THE RECORDS start
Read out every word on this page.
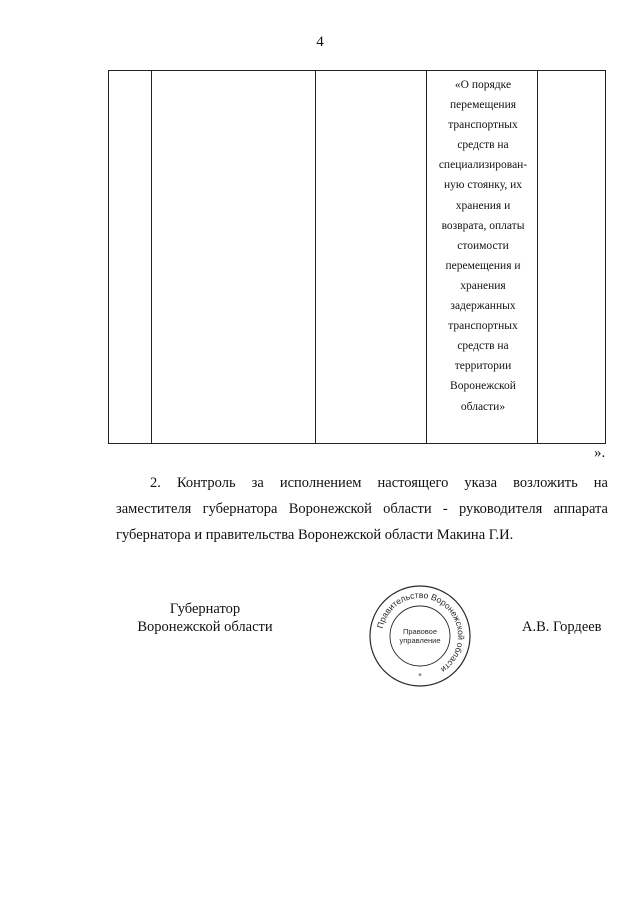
4
«О порядке
перемещения
транспортных
средств на
специализирован-
ную стоянку, их
хранения и
возврата, оплаты
стоимости
перемещения и
хранения
задержанных
транспортных
средств на
территории
Воронежской
области»
».
2. Контроль за исполнением настоящего указа возложить на
заместителя губернатора Воронежской области - руководителя аппарата
губернатора и правительства Воронежской области Макина Г.И.
Губернатор
Воронежской области	Правительство Воронежской области
Правовое
управление
*
А.В. Гордеев
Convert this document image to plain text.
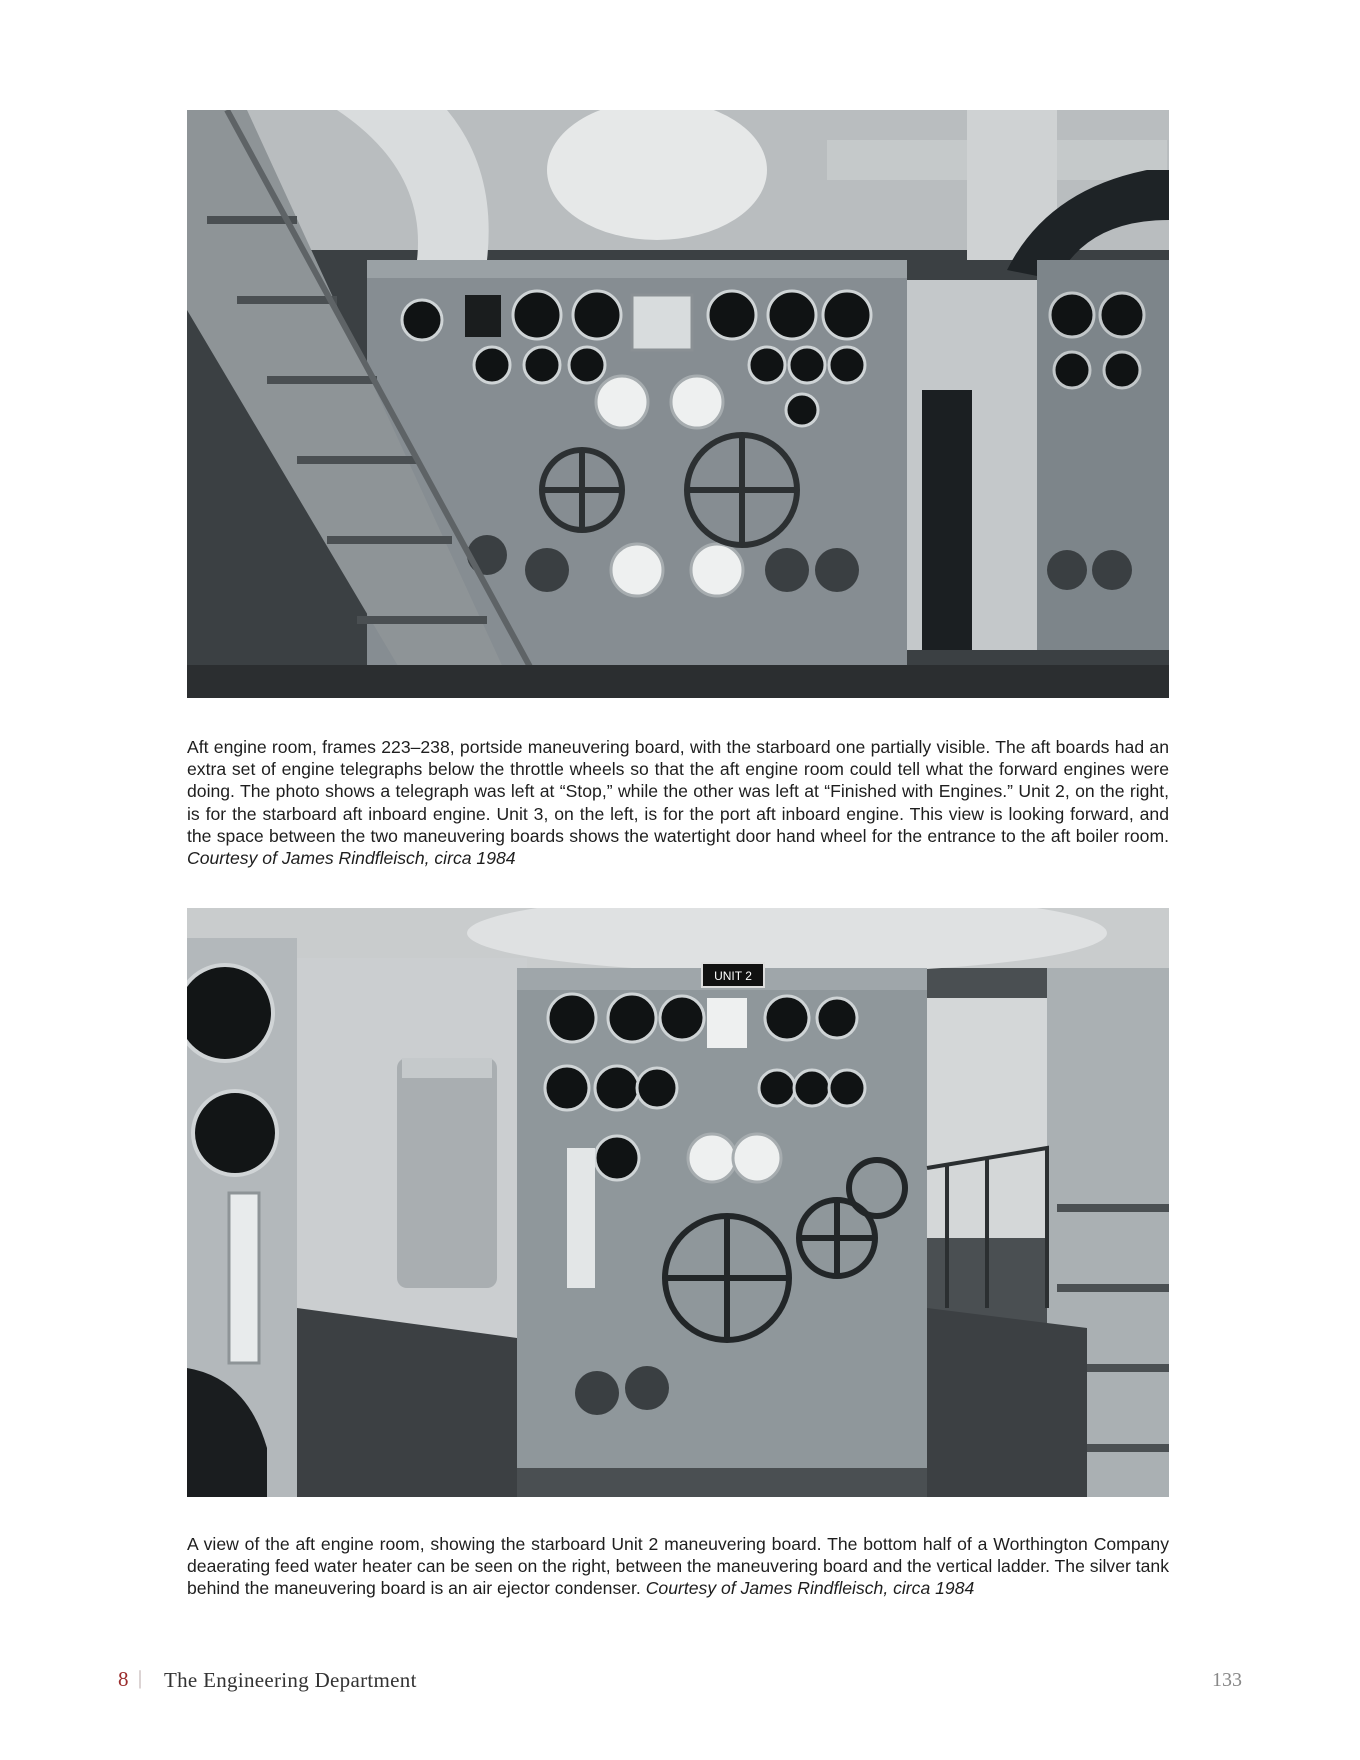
Aft engine room, frames 223–238, portside maneuvering board, with the starboard one partially visible. The aft boards had an extra set of engine telegraphs below the throttle wheels so that the aft engine room could tell what the forward engines were doing. The photo shows a telegraph was left at “Stop,” while the other was left at “Finished with Engines.” Unit 2, on the right, is for the starboard aft inboard engine. Unit 3, on the left, is for the port aft inboard engine. This view is looking forward, and the space between the two maneuvering boards shows the watertight door hand wheel for the entrance to the aft boiler room. Courtesy of James Rindfleisch, circa 1984

UNIT 2

A view of the aft engine room, showing the starboard Unit 2 maneuvering board. The bottom half of a Worthington Company deaerating feed water heater can be seen on the right, between the maneuvering board and the vertical ladder. The silver tank behind the maneuvering board is an air ejector condenser. Courtesy of James Rindfleisch, circa 1984

8 | The Engineering Department	133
THE RECORDS end
Copy every entry word for word, but omit the pictures.

[ANSWER TO THIS PROBLEM]
Read out every word on this page.
4
«О порядке
перемещения
транспортных
средств на
специализирован-
ную стоянку, их
хранения и
возврата, оплаты
стоимости
перемещения и
хранения
задержанных
транспортных
средств на
территории
Воронежской
области»
».
2. Контроль за исполнением настоящего указа возложить на
заместителя губернатора Воронежской области - руководителя аппарата
губернатора и правительства Воронежской области Макина Г.И.
Губернатор
Воронежской области	Правительство Воронежской области
Правовое
управление
*
А.В. Гордеев
Convert this document image to plain text.
Aft engine room, frames 223–238, portside maneuvering board, with the starboard one partially visible. The aft boards had an extra set of engine telegraphs below the throttle wheels so that the aft engine room could tell what the forward engines were doing. The photo shows a telegraph was left at “Stop,” while the other was left at “Finished with Engines.” Unit 2, on the right, is for the starboard aft inboard engine. Unit 3, on the left, is for the port aft inboard engine. This view is looking forward, and the space between the two maneuvering boards shows the watertight door hand wheel for the entrance to the aft boiler room. Courtesy of James Rindfleisch, circa 1984

UNIT 2

A view of the aft engine room, showing the starboard Unit 2 maneuvering board. The bottom half of a Worthington Company deaerating feed water heater can be seen on the right, between the maneuvering board and the vertical ladder. The silver tank behind the maneuvering board is an air ejector condenser. Courtesy of James Rindfleisch, circa 1984

8 | The Engineering Department	133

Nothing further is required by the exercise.